→ Problem description
Take the material and output all of it exactly.
====
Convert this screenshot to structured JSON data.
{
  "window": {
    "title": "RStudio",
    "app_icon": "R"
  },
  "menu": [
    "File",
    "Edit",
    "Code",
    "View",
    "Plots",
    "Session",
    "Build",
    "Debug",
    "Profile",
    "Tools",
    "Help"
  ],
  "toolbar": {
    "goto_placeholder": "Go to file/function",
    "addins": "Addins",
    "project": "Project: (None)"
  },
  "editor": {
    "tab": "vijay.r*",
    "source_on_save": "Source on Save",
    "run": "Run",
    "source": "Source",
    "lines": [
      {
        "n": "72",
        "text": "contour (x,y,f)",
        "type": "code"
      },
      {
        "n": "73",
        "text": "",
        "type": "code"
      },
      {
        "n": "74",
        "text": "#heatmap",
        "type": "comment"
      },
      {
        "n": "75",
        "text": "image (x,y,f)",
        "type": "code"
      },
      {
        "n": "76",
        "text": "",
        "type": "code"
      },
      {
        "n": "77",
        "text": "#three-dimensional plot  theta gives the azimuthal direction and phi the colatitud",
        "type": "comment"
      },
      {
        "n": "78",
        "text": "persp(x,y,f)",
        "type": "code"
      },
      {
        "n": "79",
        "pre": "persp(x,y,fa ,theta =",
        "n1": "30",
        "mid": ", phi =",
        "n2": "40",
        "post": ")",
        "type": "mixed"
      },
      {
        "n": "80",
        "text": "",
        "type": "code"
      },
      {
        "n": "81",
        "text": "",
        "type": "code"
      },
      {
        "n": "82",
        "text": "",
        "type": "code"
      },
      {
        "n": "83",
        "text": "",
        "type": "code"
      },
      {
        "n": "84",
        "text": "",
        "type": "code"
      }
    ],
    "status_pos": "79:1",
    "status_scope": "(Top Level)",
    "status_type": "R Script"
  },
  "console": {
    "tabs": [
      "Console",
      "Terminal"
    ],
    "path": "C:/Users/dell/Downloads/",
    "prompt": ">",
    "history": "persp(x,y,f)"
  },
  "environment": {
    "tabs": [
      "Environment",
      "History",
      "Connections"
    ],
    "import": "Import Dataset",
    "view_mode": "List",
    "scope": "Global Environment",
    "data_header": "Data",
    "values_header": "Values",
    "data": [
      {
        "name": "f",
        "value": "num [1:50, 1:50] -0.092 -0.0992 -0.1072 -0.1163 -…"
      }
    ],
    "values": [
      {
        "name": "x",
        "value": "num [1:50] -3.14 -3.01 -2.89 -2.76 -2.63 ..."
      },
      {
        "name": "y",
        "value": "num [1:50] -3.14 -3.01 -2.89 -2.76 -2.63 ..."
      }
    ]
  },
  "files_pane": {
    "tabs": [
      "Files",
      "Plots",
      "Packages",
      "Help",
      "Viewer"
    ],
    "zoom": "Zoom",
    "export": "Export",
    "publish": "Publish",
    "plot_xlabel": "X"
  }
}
====
→ Written reply
Convert this screenshot to structured JSON data.
{
  "window": {
    "title": "RStudio",
    "app_icon": "R"
  },
  "menu": [
    "File",
    "Edit",
    "Code",
    "View",
    "Plots",
    "Session",
    "Build",
    "Debug",
    "Profile",
    "Tools",
    "Help"
  ],
  "toolbar": {
    "goto_placeholder": "Go to file/function",
    "addins": "Addins",
    "project": "Project: (None)"
  },
  "editor": {
    "tab": "vijay.r*",
    "source_on_save": "Source on Save",
    "run": "Run",
    "source": "Source",
    "lines": [
      {
        "n": "72",
        "text": "contour (x,y,f)",
        "type": "code"
      },
      {
        "n": "73",
        "text": "",
        "type": "code"
      },
      {
        "n": "74",
        "text": "#heatmap",
        "type": "comment"
      },
      {
        "n": "75",
        "text": "image (x,y,f)",
        "type": "code"
      },
      {
        "n": "76",
        "text": "",
        "type": "code"
      },
      {
        "n": "77",
        "text": "#three-dimensional plot  theta gives the azimuthal direction and phi the colatitud",
        "type": "comment"
      },
      {
        "n": "78",
        "text": "persp(x,y,f)",
        "type": "code"
      },
      {
        "n": "79",
        "pre": "persp(x,y,fa ,theta =",
        "n1": "30",
        "mid": ", phi =",
        "n2": "40",
        "post": ")",
        "type": "mixed"
      },
      {
        "n": "80",
        "text": "",
        "type": "code"
      },
      {
        "n": "81",
        "text": "",
        "type": "code"
      },
      {
        "n": "82",
        "text": "",
        "type": "code"
      },
      {
        "n": "83",
        "text": "",
        "type": "code"
      },
      {
        "n": "84",
        "text": "",
        "type": "code"
      }
    ],
    "status_pos": "79:1",
    "status_scope": "(Top Level)",
    "status_type": "R Script"
  },
  "console": {
    "tabs": [
      "Console",
      "Terminal"
    ],
    "path": "C:/Users/dell/Downloads/",
    "prompt": ">",
    "history": "persp(x,y,f)"
  },
  "environment": {
    "tabs": [
      "Environment",
      "History",
      "Connections"
    ],
    "import": "Import Dataset",
    "view_mode": "List",
    "scope": "Global Environment",
    "data_header": "Data",
    "values_header": "Values",
    "data": [
      {
        "name": "f",
        "value": "num [1:50, 1:50] -0.092 -0.0992 -0.1072 -0.1163 -…"
      }
    ],
    "values": [
      {
        "name": "x",
        "value": "num [1:50] -3.14 -3.01 -2.89 -2.76 -2.63 ..."
      },
      {
        "name": "y",
        "value": "num [1:50] -3.14 -3.01 -2.89 -2.76 -2.63 ..."
      }
    ]
  },
  "files_pane": {
    "tabs": [
      "Files",
      "Plots",
      "Packages",
      "Help",
      "Viewer"
    ],
    "zoom": "Zoom",
    "export": "Export",
    "publish": "Publish",
    "plot_xlabel": "X"
  }
}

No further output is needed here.